Begin
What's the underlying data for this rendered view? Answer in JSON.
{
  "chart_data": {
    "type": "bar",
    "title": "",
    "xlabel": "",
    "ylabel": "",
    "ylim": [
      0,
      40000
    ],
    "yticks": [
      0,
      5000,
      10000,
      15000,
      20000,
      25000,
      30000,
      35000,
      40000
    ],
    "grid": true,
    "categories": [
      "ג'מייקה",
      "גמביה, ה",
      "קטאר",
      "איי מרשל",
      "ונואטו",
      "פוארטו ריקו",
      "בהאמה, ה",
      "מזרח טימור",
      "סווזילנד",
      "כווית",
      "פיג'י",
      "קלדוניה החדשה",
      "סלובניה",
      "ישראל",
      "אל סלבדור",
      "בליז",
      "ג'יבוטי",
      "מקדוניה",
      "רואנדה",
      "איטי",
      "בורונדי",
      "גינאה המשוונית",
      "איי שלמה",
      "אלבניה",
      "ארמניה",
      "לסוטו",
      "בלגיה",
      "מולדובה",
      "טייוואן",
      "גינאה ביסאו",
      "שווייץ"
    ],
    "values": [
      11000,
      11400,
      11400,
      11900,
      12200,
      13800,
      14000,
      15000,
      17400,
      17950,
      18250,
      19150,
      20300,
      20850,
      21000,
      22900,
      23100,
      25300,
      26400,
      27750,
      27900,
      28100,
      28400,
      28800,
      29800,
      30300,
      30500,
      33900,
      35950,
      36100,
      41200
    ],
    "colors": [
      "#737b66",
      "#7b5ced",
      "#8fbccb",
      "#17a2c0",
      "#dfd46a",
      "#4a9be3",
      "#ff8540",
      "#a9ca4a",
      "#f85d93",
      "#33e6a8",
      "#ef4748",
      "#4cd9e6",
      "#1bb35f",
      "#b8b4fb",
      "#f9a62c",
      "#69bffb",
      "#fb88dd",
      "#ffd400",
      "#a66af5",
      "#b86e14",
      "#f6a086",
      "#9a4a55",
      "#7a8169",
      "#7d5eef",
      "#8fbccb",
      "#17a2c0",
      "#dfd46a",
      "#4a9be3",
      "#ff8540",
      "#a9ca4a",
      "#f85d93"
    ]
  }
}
End
Copy all data exactly, start to finish.

SOLUTION:
What's the underlying data for this rendered view? Answer in JSON.
{
  "chart_data": {
    "type": "bar",
    "title": "",
    "xlabel": "",
    "ylabel": "",
    "ylim": [
      0,
      40000
    ],
    "yticks": [
      0,
      5000,
      10000,
      15000,
      20000,
      25000,
      30000,
      35000,
      40000
    ],
    "grid": true,
    "categories": [
      "ג'מייקה",
      "גמביה, ה",
      "קטאר",
      "איי מרשל",
      "ונואטו",
      "פוארטו ריקו",
      "בהאמה, ה",
      "מזרח טימור",
      "סווזילנד",
      "כווית",
      "פיג'י",
      "קלדוניה החדשה",
      "סלובניה",
      "ישראל",
      "אל סלבדור",
      "בליז",
      "ג'יבוטי",
      "מקדוניה",
      "רואנדה",
      "איטי",
      "בורונדי",
      "גינאה המשוונית",
      "איי שלמה",
      "אלבניה",
      "ארמניה",
      "לסוטו",
      "בלגיה",
      "מולדובה",
      "טייוואן",
      "גינאה ביסאו",
      "שווייץ"
    ],
    "values": [
      11000,
      11400,
      11400,
      11900,
      12200,
      13800,
      14000,
      15000,
      17400,
      17950,
      18250,
      19150,
      20300,
      20850,
      21000,
      22900,
      23100,
      25300,
      26400,
      27750,
      27900,
      28100,
      28400,
      28800,
      29800,
      30300,
      30500,
      33900,
      35950,
      36100,
      41200
    ],
    "colors": [
      "#737b66",
      "#7b5ced",
      "#8fbccb",
      "#17a2c0",
      "#dfd46a",
      "#4a9be3",
      "#ff8540",
      "#a9ca4a",
      "#f85d93",
      "#33e6a8",
      "#ef4748",
      "#4cd9e6",
      "#1bb35f",
      "#b8b4fb",
      "#f9a62c",
      "#69bffb",
      "#fb88dd",
      "#ffd400",
      "#a66af5",
      "#b86e14",
      "#f6a086",
      "#9a4a55",
      "#7a8169",
      "#7d5eef",
      "#8fbccb",
      "#17a2c0",
      "#dfd46a",
      "#4a9be3",
      "#ff8540",
      "#a9ca4a",
      "#f85d93"
    ]
  }
}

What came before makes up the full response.